Figure record extracts:
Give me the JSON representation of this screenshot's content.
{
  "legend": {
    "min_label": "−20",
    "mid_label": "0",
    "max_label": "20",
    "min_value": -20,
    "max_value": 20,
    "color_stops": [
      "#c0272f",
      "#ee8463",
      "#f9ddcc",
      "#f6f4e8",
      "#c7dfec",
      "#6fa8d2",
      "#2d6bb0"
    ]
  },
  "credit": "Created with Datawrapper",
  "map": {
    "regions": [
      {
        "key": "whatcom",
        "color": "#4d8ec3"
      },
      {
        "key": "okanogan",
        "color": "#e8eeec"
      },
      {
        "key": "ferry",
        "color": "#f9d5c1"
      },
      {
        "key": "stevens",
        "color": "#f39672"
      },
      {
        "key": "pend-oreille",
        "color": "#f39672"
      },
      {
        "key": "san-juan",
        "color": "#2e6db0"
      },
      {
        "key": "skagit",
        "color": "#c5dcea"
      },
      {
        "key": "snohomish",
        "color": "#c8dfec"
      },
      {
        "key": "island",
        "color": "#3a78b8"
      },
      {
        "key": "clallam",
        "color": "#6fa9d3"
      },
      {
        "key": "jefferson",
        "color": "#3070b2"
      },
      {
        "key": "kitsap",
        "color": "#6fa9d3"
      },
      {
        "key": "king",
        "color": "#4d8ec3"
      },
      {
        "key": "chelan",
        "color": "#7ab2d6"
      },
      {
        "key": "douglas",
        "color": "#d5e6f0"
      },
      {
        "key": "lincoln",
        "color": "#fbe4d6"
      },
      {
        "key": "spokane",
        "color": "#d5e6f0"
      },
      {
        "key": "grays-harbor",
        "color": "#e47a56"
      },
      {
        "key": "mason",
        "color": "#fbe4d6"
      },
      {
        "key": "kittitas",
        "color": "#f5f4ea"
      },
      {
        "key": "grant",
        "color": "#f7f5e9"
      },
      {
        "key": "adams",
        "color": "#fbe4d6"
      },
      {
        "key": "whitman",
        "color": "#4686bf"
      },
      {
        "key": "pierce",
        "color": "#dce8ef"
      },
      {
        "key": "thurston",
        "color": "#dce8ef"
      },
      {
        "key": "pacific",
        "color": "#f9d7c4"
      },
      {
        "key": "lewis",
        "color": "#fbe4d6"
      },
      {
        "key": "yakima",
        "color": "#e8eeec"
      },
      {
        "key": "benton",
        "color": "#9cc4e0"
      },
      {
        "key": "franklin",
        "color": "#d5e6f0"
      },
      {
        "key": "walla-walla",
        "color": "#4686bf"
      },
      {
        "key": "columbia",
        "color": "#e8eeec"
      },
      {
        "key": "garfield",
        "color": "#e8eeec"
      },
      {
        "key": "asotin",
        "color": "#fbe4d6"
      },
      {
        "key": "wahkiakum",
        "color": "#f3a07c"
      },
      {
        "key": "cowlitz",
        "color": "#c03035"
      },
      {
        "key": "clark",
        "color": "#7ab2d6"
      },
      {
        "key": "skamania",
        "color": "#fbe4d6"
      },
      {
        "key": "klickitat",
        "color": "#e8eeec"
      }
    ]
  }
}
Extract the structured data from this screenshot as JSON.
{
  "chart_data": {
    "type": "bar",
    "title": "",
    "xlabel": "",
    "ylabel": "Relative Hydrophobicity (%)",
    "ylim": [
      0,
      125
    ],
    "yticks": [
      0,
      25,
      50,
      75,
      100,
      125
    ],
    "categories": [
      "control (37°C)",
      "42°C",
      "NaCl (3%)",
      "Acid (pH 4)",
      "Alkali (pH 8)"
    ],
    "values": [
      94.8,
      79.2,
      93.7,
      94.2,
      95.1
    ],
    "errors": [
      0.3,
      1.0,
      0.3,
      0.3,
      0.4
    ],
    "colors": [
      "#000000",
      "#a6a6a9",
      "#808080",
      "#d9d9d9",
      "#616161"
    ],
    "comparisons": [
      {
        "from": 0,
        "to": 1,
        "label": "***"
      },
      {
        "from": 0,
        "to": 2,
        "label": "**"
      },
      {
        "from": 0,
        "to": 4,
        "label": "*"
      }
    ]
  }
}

> _Job_
Make an exact copy of all the data.

> _Final answer_
Give me the JSON representation of this screenshot's content.
{
  "legend": {
    "min_label": "−20",
    "mid_label": "0",
    "max_label": "20",
    "min_value": -20,
    "max_value": 20,
    "color_stops": [
      "#c0272f",
      "#ee8463",
      "#f9ddcc",
      "#f6f4e8",
      "#c7dfec",
      "#6fa8d2",
      "#2d6bb0"
    ]
  },
  "credit": "Created with Datawrapper",
  "map": {
    "regions": [
      {
        "key": "whatcom",
        "color": "#4d8ec3"
      },
      {
        "key": "okanogan",
        "color": "#e8eeec"
      },
      {
        "key": "ferry",
        "color": "#f9d5c1"
      },
      {
        "key": "stevens",
        "color": "#f39672"
      },
      {
        "key": "pend-oreille",
        "color": "#f39672"
      },
      {
        "key": "san-juan",
        "color": "#2e6db0"
      },
      {
        "key": "skagit",
        "color": "#c5dcea"
      },
      {
        "key": "snohomish",
        "color": "#c8dfec"
      },
      {
        "key": "island",
        "color": "#3a78b8"
      },
      {
        "key": "clallam",
        "color": "#6fa9d3"
      },
      {
        "key": "jefferson",
        "color": "#3070b2"
      },
      {
        "key": "kitsap",
        "color": "#6fa9d3"
      },
      {
        "key": "king",
        "color": "#4d8ec3"
      },
      {
        "key": "chelan",
        "color": "#7ab2d6"
      },
      {
        "key": "douglas",
        "color": "#d5e6f0"
      },
      {
        "key": "lincoln",
        "color": "#fbe4d6"
      },
      {
        "key": "spokane",
        "color": "#d5e6f0"
      },
      {
        "key": "grays-harbor",
        "color": "#e47a56"
      },
      {
        "key": "mason",
        "color": "#fbe4d6"
      },
      {
        "key": "kittitas",
        "color": "#f5f4ea"
      },
      {
        "key": "grant",
        "color": "#f7f5e9"
      },
      {
        "key": "adams",
        "color": "#fbe4d6"
      },
      {
        "key": "whitman",
        "color": "#4686bf"
      },
      {
        "key": "pierce",
        "color": "#dce8ef"
      },
      {
        "key": "thurston",
        "color": "#dce8ef"
      },
      {
        "key": "pacific",
        "color": "#f9d7c4"
      },
      {
        "key": "lewis",
        "color": "#fbe4d6"
      },
      {
        "key": "yakima",
        "color": "#e8eeec"
      },
      {
        "key": "benton",
        "color": "#9cc4e0"
      },
      {
        "key": "franklin",
        "color": "#d5e6f0"
      },
      {
        "key": "walla-walla",
        "color": "#4686bf"
      },
      {
        "key": "columbia",
        "color": "#e8eeec"
      },
      {
        "key": "garfield",
        "color": "#e8eeec"
      },
      {
        "key": "asotin",
        "color": "#fbe4d6"
      },
      {
        "key": "wahkiakum",
        "color": "#f3a07c"
      },
      {
        "key": "cowlitz",
        "color": "#c03035"
      },
      {
        "key": "clark",
        "color": "#7ab2d6"
      },
      {
        "key": "skamania",
        "color": "#fbe4d6"
      },
      {
        "key": "klickitat",
        "color": "#e8eeec"
      }
    ]
  }
}
Extract the structured data from this screenshot as JSON.
{
  "chart_data": {
    "type": "bar",
    "title": "",
    "xlabel": "",
    "ylabel": "Relative Hydrophobicity (%)",
    "ylim": [
      0,
      125
    ],
    "yticks": [
      0,
      25,
      50,
      75,
      100,
      125
    ],
    "categories": [
      "control (37°C)",
      "42°C",
      "NaCl (3%)",
      "Acid (pH 4)",
      "Alkali (pH 8)"
    ],
    "values": [
      94.8,
      79.2,
      93.7,
      94.2,
      95.1
    ],
    "errors": [
      0.3,
      1.0,
      0.3,
      0.3,
      0.4
    ],
    "colors": [
      "#000000",
      "#a6a6a9",
      "#808080",
      "#d9d9d9",
      "#616161"
    ],
    "comparisons": [
      {
        "from": 0,
        "to": 1,
        "label": "***"
      },
      {
        "from": 0,
        "to": 2,
        "label": "**"
      },
      {
        "from": 0,
        "to": 4,
        "label": "*"
      }
    ]
  }
}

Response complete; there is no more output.